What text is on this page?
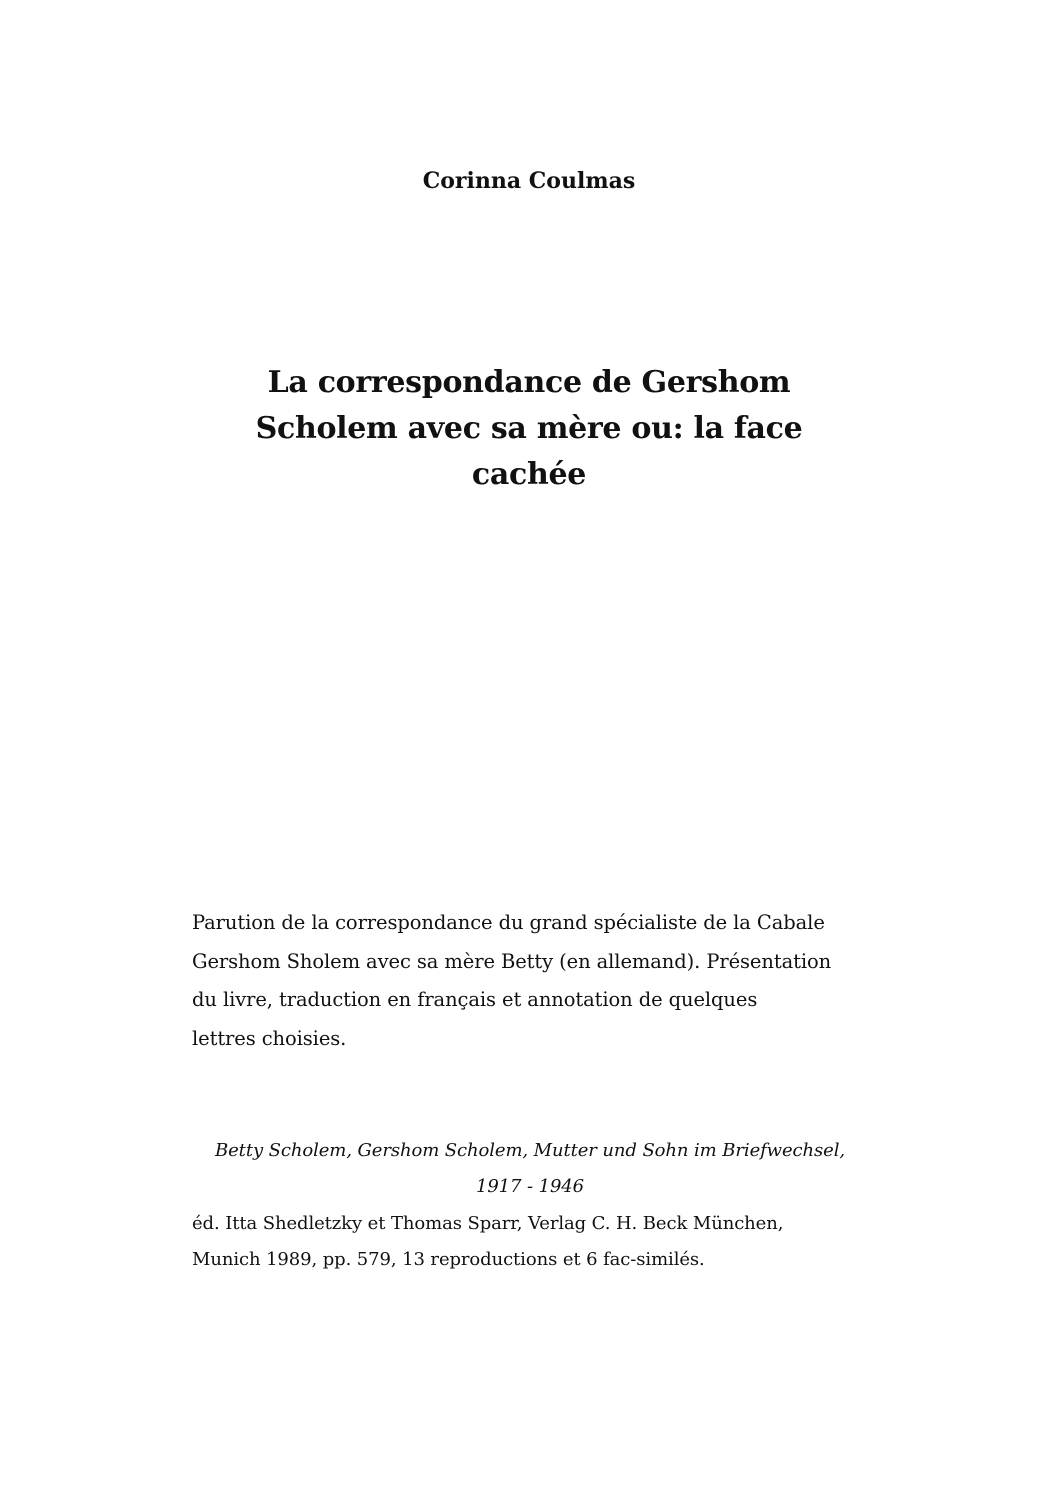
Corinna Coulmas
La correspondance de Gershom
Scholem avec sa mère ou: la face
cachée
Parution de la correspondance du grand spécialiste de la Cabale
Gershom Sholem avec sa mère Betty (en allemand). Présentation
du livre, traduction en français et annotation de quelques
lettres choisies.
Betty Scholem, Gershom Scholem, Mutter und Sohn im Briefwechsel,
1917 - 1946
éd. Itta Shedletzky et Thomas Sparr, Verlag C. H. Beck München,
Munich 1989, pp. 579, 13 reproductions et 6 fac-similés.
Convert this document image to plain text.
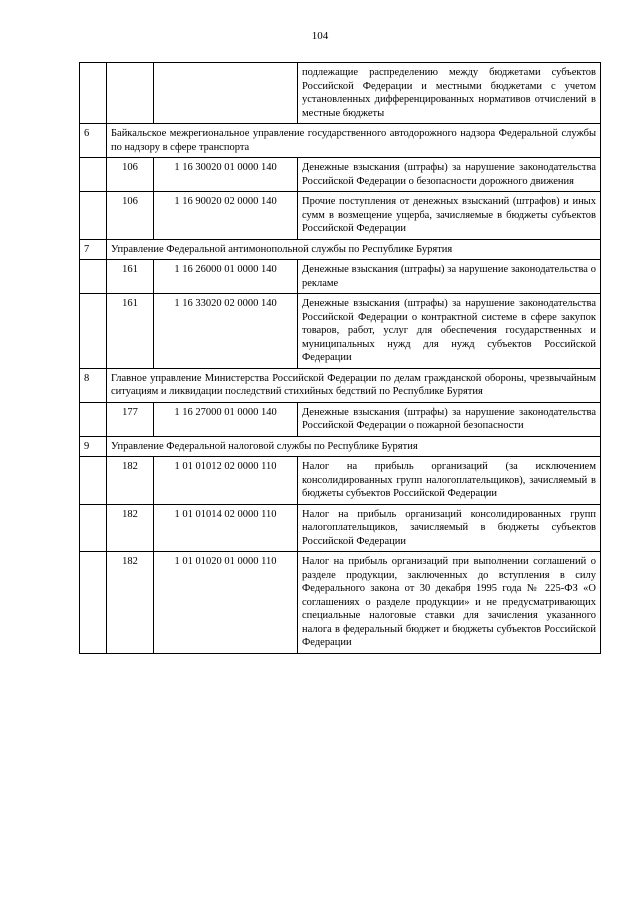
104
			подлежащие распределению между бюджетами субъектов Российской Федерации и местными бюджетами с учетом установленных дифференцированных нормативов отчислений в местные бюджеты
6	Байкальское межрегиональное управление государственного автодорожного надзора Федеральной службы по надзору в сфере транспорта		
	106	1 16 30020 01 0000 140	Денежные взыскания (штрафы) за нарушение законодательства Российской Федерации о безопасности дорожного движения
	106	1 16 90020 02 0000 140	Прочие поступления от денежных взысканий (штрафов) и иных сумм в возмещение ущерба, зачисляемые в бюджеты субъектов Российской Федерации
7	Управление Федеральной антимонопольной службы по Республике Бурятия		
	161	1 16 26000 01 0000 140	Денежные взыскания (штрафы) за нарушение законодательства о рекламе
	161	1 16 33020 02 0000 140	Денежные взыскания (штрафы) за нарушение законодательства Российской Федерации о контрактной системе в сфере закупок товаров, работ, услуг для обеспечения государственных и муниципальных нужд для нужд субъектов Российской Федерации
8	Главное управление Министерства Российской Федерации по делам гражданской обороны, чрезвычайным ситуациям и ликвидации последствий стихийных бедствий по Республике Бурятия		
	177	1 16 27000 01 0000 140	Денежные взыскания (штрафы) за нарушение законодательства Российской Федерации о пожарной безопасности
9	Управление Федеральной налоговой службы по Республике Бурятия		
	182	1 01 01012 02 0000 110	Налог на прибыль организаций (за исключением консолидированных групп налогоплательщиков), зачисляемый в бюджеты субъектов Российской Федерации
	182	1 01 01014 02 0000 110	Налог на прибыль организаций консолидированных групп налогоплательщиков, зачисляемый в бюджеты субъектов Российской Федерации
	182	1 01 01020 01 0000 110	Налог на прибыль организаций при выполнении соглашений о разделе продукции, заключенных до вступления в силу Федерального закона от 30 декабря 1995 года № 225-ФЗ «О соглашениях о разделе продукции» и не предусматривающих специальные налоговые ставки для зачисления указанного налога в федеральный бюджет и бюджеты субъектов Российской Федерации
******
- Instructions for the task
Extract all lines of the records above that include "зачисляемый".

- Answer below
	182	1 01 01012 02 0000 110	Налог на прибыль организаций (за исключением консолидированных групп налогоплательщиков), зачисляемый в бюджеты субъектов Российской Федерации
	182	1 01 01014 02 0000 110	Налог на прибыль организаций консолидированных групп налогоплательщиков, зачисляемый в бюджеты субъектов Российской Федерации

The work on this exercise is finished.